The effect was consistent across all subgroups as defined by age, gender, race, kidney function, and presence of hypertension or diabetes.
There was no evidence of rebound platelet activation as assessed by P-selectin levels or mean platelet volume.
There was no significant difference in frequency of adverse events between the two groups, with at least one treatment-emergent adverse event being reported in 37.7% of bentracimab and 41.2% of placebo subjects. None of these adverse events were considered to be related to bentracimab in this blinded trial, and there were no thrombotic events, Bhatt said.
Limitations of the study included the inclusion of volunteers and not patients with known coronary artery disease, “although there is no reason to believe bentracimab would behave differently in coronary artery disease patients,” Bhatt commented.
Other limitations included a modest sample size, and that the study was not designed to evaluate the impact of bentracimab on clinical bleeding events.
Assessment of bentracimab’s clinical effect on patients with bleeding awaits completion of the REVERSE-IT study, Bhatt noted.
Rebound Clotting a Worry in These Patients
Discussing the study at the ACC presentation, Binita Shah, MD, an interventional cardiologist at New York University, New York City, said: “This is an important drug to have in our armamentarium, given the scope of patients who are now on more potent P2Y12 inhibitors.
“Life happens — accidents, falls, unplanned noncardiac surgery —…and sometimes in the emergency room, we find coronary artery disease in these patients that would be best managed by coronary artery bypass surgery.”
Shah pointed out that potential bleeding events in these patients can be accompanied by a rebound of platelet activity and a risk for ischemic events. She asked Bhatt about the role of inflammation in the setting of trauma and how that may contribute to the increase in platelet reactivity and ischemic events, and whether that may affect the results with bentracimab.

[Source records]

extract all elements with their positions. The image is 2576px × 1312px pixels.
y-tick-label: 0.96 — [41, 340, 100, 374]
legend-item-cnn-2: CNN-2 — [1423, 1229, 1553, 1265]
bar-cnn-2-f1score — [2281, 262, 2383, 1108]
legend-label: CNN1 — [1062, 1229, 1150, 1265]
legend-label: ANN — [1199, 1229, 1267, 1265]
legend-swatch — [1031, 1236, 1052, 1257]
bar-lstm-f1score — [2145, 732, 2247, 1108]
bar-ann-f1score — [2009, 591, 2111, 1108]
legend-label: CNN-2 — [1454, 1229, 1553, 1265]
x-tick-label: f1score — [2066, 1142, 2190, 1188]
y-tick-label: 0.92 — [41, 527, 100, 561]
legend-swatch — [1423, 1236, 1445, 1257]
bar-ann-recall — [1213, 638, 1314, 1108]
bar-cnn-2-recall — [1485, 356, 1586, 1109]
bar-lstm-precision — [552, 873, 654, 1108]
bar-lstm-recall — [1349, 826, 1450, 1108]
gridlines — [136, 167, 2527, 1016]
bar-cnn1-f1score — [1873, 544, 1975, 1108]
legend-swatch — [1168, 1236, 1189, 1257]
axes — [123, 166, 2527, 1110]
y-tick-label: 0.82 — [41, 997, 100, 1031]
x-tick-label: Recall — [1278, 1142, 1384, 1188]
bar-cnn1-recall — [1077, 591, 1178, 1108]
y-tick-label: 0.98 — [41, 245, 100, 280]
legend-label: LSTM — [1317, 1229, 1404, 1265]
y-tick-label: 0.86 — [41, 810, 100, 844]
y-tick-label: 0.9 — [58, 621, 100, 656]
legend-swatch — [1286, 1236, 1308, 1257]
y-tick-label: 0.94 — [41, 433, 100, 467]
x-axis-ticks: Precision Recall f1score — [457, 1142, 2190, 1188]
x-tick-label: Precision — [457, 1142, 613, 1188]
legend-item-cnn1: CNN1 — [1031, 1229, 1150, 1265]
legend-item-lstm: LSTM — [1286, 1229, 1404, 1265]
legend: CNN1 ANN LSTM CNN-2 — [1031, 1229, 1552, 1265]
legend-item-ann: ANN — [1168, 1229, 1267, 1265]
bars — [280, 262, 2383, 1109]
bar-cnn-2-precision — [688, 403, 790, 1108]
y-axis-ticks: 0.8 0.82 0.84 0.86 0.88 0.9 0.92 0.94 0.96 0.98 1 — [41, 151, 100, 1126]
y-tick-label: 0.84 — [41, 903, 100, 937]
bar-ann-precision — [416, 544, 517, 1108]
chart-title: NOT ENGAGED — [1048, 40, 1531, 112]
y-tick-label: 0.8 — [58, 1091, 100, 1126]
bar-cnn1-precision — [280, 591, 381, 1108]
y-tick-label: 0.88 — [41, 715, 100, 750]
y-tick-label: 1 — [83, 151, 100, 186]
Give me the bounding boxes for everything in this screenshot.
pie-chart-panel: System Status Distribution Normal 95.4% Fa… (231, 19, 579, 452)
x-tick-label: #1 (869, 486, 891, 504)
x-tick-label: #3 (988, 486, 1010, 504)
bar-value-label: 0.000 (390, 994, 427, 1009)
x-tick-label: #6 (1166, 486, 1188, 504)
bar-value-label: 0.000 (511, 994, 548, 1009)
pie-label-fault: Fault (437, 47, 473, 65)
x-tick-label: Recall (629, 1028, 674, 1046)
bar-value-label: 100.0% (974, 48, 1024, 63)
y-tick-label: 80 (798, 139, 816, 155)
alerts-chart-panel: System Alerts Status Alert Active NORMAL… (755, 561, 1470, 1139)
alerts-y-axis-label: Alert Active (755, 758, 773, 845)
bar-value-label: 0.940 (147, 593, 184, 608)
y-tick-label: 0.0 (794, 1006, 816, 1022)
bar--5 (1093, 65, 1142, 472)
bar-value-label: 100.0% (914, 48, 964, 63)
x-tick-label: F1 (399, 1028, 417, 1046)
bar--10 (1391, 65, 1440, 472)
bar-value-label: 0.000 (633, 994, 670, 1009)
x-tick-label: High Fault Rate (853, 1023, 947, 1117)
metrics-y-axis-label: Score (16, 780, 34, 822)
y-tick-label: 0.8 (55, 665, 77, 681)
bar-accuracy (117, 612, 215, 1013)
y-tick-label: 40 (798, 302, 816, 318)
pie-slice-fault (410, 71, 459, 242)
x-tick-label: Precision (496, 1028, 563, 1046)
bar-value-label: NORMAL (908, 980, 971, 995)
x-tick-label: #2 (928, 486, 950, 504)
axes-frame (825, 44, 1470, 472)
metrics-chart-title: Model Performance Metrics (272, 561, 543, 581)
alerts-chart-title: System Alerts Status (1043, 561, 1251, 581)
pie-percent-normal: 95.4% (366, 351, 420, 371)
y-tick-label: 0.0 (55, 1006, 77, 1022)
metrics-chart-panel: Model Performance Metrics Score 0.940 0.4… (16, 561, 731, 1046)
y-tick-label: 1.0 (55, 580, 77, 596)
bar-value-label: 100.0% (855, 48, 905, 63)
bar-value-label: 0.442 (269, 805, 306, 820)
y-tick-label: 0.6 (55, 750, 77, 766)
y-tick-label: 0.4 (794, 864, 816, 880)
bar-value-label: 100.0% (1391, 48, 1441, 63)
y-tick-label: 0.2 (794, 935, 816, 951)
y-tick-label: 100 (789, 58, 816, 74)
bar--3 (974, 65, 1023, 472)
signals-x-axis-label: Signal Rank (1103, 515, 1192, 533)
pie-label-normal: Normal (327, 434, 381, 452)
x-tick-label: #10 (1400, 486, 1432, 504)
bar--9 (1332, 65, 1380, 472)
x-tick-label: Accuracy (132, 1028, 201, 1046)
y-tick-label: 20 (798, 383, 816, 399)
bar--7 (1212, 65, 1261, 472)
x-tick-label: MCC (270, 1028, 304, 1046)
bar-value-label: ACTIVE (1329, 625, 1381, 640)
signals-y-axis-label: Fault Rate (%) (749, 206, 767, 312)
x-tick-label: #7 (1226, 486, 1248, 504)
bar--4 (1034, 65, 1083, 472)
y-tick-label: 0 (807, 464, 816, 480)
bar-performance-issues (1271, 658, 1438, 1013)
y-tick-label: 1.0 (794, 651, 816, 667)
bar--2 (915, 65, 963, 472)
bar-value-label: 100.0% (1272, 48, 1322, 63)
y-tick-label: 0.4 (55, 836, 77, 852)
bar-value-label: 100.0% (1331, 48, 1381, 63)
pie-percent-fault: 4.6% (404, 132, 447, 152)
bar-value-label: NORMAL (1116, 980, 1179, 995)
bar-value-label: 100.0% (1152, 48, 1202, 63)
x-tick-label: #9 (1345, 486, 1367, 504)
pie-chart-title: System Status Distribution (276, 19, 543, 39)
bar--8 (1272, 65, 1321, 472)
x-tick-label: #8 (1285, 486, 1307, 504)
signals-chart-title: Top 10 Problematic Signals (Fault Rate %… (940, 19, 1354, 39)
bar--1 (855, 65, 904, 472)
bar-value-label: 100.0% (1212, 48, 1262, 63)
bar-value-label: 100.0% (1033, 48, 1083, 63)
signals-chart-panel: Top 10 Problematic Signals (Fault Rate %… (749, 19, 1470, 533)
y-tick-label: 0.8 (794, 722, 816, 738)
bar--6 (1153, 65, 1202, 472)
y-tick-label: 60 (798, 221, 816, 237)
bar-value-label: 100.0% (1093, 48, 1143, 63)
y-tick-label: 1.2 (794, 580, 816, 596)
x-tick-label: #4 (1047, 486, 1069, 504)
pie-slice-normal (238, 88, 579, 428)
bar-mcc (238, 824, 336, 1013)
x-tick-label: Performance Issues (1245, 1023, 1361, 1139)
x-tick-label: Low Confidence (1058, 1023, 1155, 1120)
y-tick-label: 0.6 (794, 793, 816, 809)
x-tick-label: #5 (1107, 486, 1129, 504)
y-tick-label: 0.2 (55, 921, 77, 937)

▸ REQUIRED WORK
Continue the bentracimab trial article from its last sentence, picking up with the next part of the discussion.

▸ WRITTEN REPLY
Bhatt responded that P-selectin is a marker of both platelet activation and inflammation, and there was no evidence of rebound in terms of P-selectin levels in the current study. He acknowledged that this study was conducted in volunteers and not coronary artery disease patients, but he added that “these were older folks who probably had some coronary disease but didn’t know it.”
He also pointed out that the REVERSE-IT study includes actual coronary disease patients undergoing surgery or with major bleeding, “so you would imagine their platelets are revved up,” and no evidence of rebound with regard to P-selectin levels has been seen so far in that study.
However, Bhatt noted that the issue of rebound platelet activity in these patients was a legitimate concern. “When you are bleeding the body is saying ‘clot.’ It is how we are evolved. In cardiovascular patients, this can be a real issue; they are bleeding but maybe they are also going to be clotting around the left main stent that we put in yesterday, so that’s a real risk,” he said. “Here, we think, with bentracimab there is a safe way of reversing ticagrelor without causing that sort of rebound or hypercoagulability.”
But he added: “Once the ticagrelor is removed, its protective effect is gone, so I wouldn’t be shocked if in the real world there was some clustering of thrombotic events around the time sick patients on ticagrelor have it stopped to undergo surgery. But that is not the bentracimab that is doing that. It is the removal of ticagrelor’s beneficial effect. There’s no effect of rebound. It’s a matter of going back to steady state, as best as we can tell.”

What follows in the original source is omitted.